Stored items
□ □ □ □ □

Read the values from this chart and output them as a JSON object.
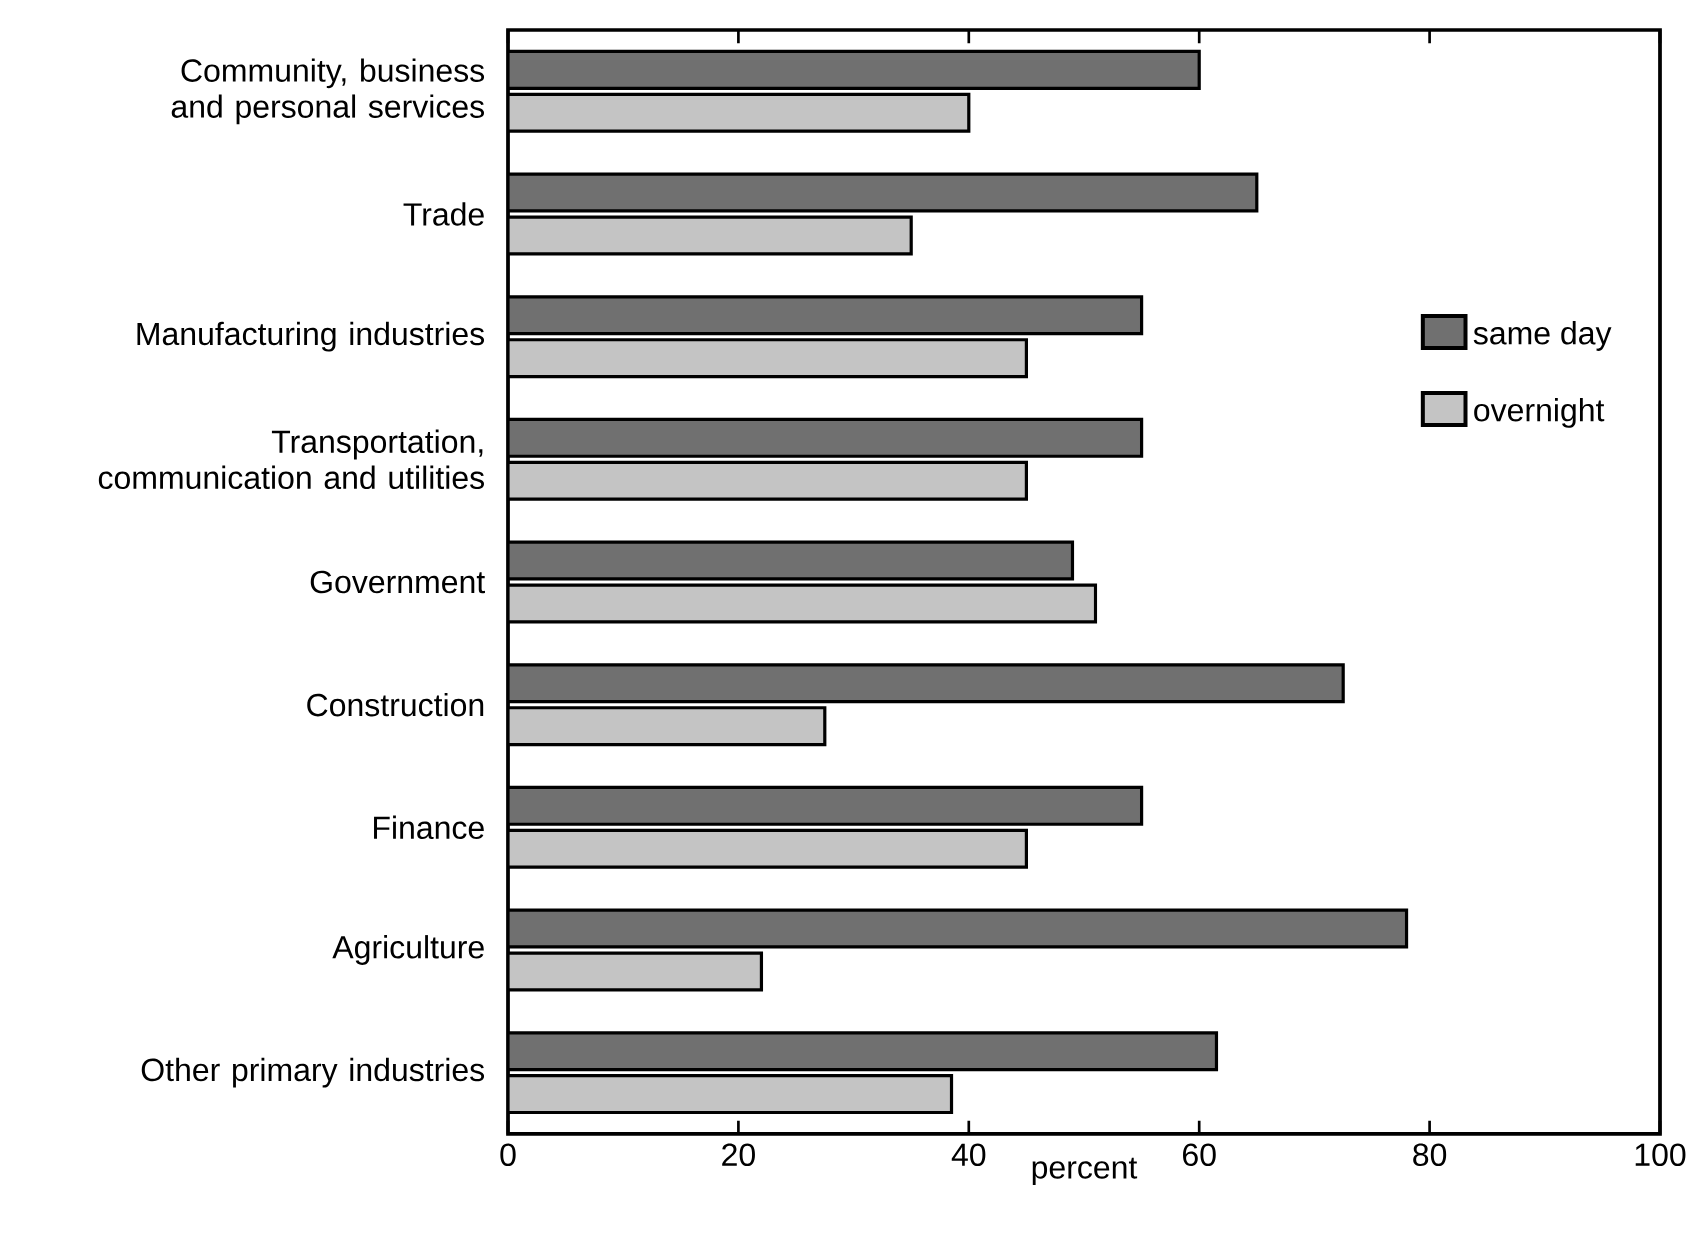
{
  "chart_data": {
    "type": "bar",
    "orientation": "horizontal",
    "xlabel": "percent",
    "categories": [
      "Community, business and personal services",
      "Trade",
      "Manufacturing industries",
      "Transportation, communication and utilities",
      "Government",
      "Construction",
      "Finance",
      "Agriculture",
      "Other primary industries"
    ],
    "series": [
      {
        "name": "same day",
        "color": "#707070",
        "values": [
          60,
          65,
          55,
          55,
          49,
          72.5,
          55,
          78,
          61.5
        ]
      },
      {
        "name": "overnight",
        "color": "#c4c4c4",
        "values": [
          40,
          35,
          45,
          45,
          51,
          27.5,
          45,
          22,
          38.5
        ]
      }
    ],
    "xlim": [
      0,
      100
    ],
    "xticks": [
      0,
      20,
      40,
      60,
      80,
      100
    ],
    "legend": "right",
    "grid": false
  }
}
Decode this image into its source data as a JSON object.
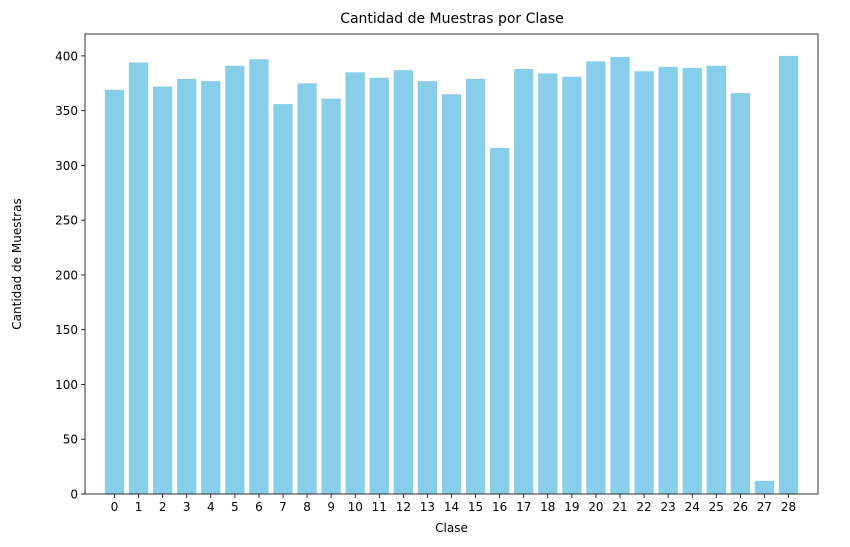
{
  "chart_data": {
    "type": "bar",
    "title": "Cantidad de Muestras por Clase",
    "xlabel": "Clase",
    "ylabel": "Cantidad de Muestras",
    "categories": [
      "0",
      "1",
      "2",
      "3",
      "4",
      "5",
      "6",
      "7",
      "8",
      "9",
      "10",
      "11",
      "12",
      "13",
      "14",
      "15",
      "16",
      "17",
      "18",
      "19",
      "20",
      "21",
      "22",
      "23",
      "24",
      "25",
      "26",
      "27",
      "28"
    ],
    "values": [
      369,
      394,
      372,
      379,
      377,
      391,
      397,
      356,
      375,
      361,
      385,
      380,
      387,
      377,
      365,
      379,
      316,
      388,
      384,
      381,
      395,
      399,
      386,
      390,
      389,
      391,
      366,
      12,
      400
    ],
    "ylim": [
      0,
      420
    ],
    "yticks": [
      0,
      50,
      100,
      150,
      200,
      250,
      300,
      350,
      400
    ],
    "bar_color": "#87ceeb",
    "grid": false,
    "legend": "none"
  }
}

□ □ □ □ □

● **What is required**: Extract, character for character, every line from the one that holds "Decode this image" through the end of the entries above. Include both boundary lines and no pictures.

● **Task answer**:
Decode this image into its source data as a JSON object.
{
  "chart_data": {
    "type": "bar",
    "title": "Cantidad de Muestras por Clase",
    "xlabel": "Clase",
    "ylabel": "Cantidad de Muestras",
    "categories": [
      "0",
      "1",
      "2",
      "3",
      "4",
      "5",
      "6",
      "7",
      "8",
      "9",
      "10",
      "11",
      "12",
      "13",
      "14",
      "15",
      "16",
      "17",
      "18",
      "19",
      "20",
      "21",
      "22",
      "23",
      "24",
      "25",
      "26",
      "27",
      "28"
    ],
    "values": [
      369,
      394,
      372,
      379,
      377,
      391,
      397,
      356,
      375,
      361,
      385,
      380,
      387,
      377,
      365,
      379,
      316,
      388,
      384,
      381,
      395,
      399,
      386,
      390,
      389,
      391,
      366,
      12,
      400
    ],
    "ylim": [
      0,
      420
    ],
    "yticks": [
      0,
      50,
      100,
      150,
      200,
      250,
      300,
      350,
      400
    ],
    "bar_color": "#87ceeb",
    "grid": false,
    "legend": "none"
  }
}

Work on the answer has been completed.